[Stored records start]

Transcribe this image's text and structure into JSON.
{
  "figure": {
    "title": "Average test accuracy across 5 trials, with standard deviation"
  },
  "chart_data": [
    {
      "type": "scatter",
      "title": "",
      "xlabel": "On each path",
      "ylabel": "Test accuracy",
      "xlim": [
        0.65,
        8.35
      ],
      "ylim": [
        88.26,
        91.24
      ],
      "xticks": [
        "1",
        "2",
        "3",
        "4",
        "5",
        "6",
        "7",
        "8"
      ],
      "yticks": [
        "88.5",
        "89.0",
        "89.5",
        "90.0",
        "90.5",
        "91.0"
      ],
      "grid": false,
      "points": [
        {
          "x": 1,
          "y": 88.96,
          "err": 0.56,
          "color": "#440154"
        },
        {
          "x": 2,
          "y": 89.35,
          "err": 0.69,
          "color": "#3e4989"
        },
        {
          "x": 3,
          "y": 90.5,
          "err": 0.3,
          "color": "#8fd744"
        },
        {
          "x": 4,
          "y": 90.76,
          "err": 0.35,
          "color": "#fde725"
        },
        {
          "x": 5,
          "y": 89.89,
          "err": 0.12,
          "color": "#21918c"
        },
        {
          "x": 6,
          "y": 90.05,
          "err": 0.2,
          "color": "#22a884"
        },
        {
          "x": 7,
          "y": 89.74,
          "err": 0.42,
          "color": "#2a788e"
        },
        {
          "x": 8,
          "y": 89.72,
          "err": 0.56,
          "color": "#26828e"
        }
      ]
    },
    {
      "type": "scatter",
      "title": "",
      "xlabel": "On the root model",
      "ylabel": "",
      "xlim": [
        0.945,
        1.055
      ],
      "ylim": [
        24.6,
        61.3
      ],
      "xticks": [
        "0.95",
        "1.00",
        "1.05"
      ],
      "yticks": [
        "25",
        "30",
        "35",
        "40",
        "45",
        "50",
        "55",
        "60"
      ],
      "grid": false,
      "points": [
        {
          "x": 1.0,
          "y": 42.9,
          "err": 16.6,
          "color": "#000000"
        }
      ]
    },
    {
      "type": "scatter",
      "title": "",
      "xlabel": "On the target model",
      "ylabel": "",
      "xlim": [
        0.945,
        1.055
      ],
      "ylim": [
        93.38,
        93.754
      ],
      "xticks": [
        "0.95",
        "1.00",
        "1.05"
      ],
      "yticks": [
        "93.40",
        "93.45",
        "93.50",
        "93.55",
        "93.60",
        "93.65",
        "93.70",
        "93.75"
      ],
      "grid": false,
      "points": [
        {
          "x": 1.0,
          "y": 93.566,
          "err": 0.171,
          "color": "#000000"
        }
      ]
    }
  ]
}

[Stored records end]

What is needed: Your task is to transcribe the listing above in full, exactly as given.

Worked answer:
Transcribe this image's text and structure into JSON.
{
  "figure": {
    "title": "Average test accuracy across 5 trials, with standard deviation"
  },
  "chart_data": [
    {
      "type": "scatter",
      "title": "",
      "xlabel": "On each path",
      "ylabel": "Test accuracy",
      "xlim": [
        0.65,
        8.35
      ],
      "ylim": [
        88.26,
        91.24
      ],
      "xticks": [
        "1",
        "2",
        "3",
        "4",
        "5",
        "6",
        "7",
        "8"
      ],
      "yticks": [
        "88.5",
        "89.0",
        "89.5",
        "90.0",
        "90.5",
        "91.0"
      ],
      "grid": false,
      "points": [
        {
          "x": 1,
          "y": 88.96,
          "err": 0.56,
          "color": "#440154"
        },
        {
          "x": 2,
          "y": 89.35,
          "err": 0.69,
          "color": "#3e4989"
        },
        {
          "x": 3,
          "y": 90.5,
          "err": 0.3,
          "color": "#8fd744"
        },
        {
          "x": 4,
          "y": 90.76,
          "err": 0.35,
          "color": "#fde725"
        },
        {
          "x": 5,
          "y": 89.89,
          "err": 0.12,
          "color": "#21918c"
        },
        {
          "x": 6,
          "y": 90.05,
          "err": 0.2,
          "color": "#22a884"
        },
        {
          "x": 7,
          "y": 89.74,
          "err": 0.42,
          "color": "#2a788e"
        },
        {
          "x": 8,
          "y": 89.72,
          "err": 0.56,
          "color": "#26828e"
        }
      ]
    },
    {
      "type": "scatter",
      "title": "",
      "xlabel": "On the root model",
      "ylabel": "",
      "xlim": [
        0.945,
        1.055
      ],
      "ylim": [
        24.6,
        61.3
      ],
      "xticks": [
        "0.95",
        "1.00",
        "1.05"
      ],
      "yticks": [
        "25",
        "30",
        "35",
        "40",
        "45",
        "50",
        "55",
        "60"
      ],
      "grid": false,
      "points": [
        {
          "x": 1.0,
          "y": 42.9,
          "err": 16.6,
          "color": "#000000"
        }
      ]
    },
    {
      "type": "scatter",
      "title": "",
      "xlabel": "On the target model",
      "ylabel": "",
      "xlim": [
        0.945,
        1.055
      ],
      "ylim": [
        93.38,
        93.754
      ],
      "xticks": [
        "0.95",
        "1.00",
        "1.05"
      ],
      "yticks": [
        "93.40",
        "93.45",
        "93.50",
        "93.55",
        "93.60",
        "93.65",
        "93.70",
        "93.75"
      ],
      "grid": false,
      "points": [
        {
          "x": 1.0,
          "y": 93.566,
          "err": 0.171,
          "color": "#000000"
        }
      ]
    }
  ]
}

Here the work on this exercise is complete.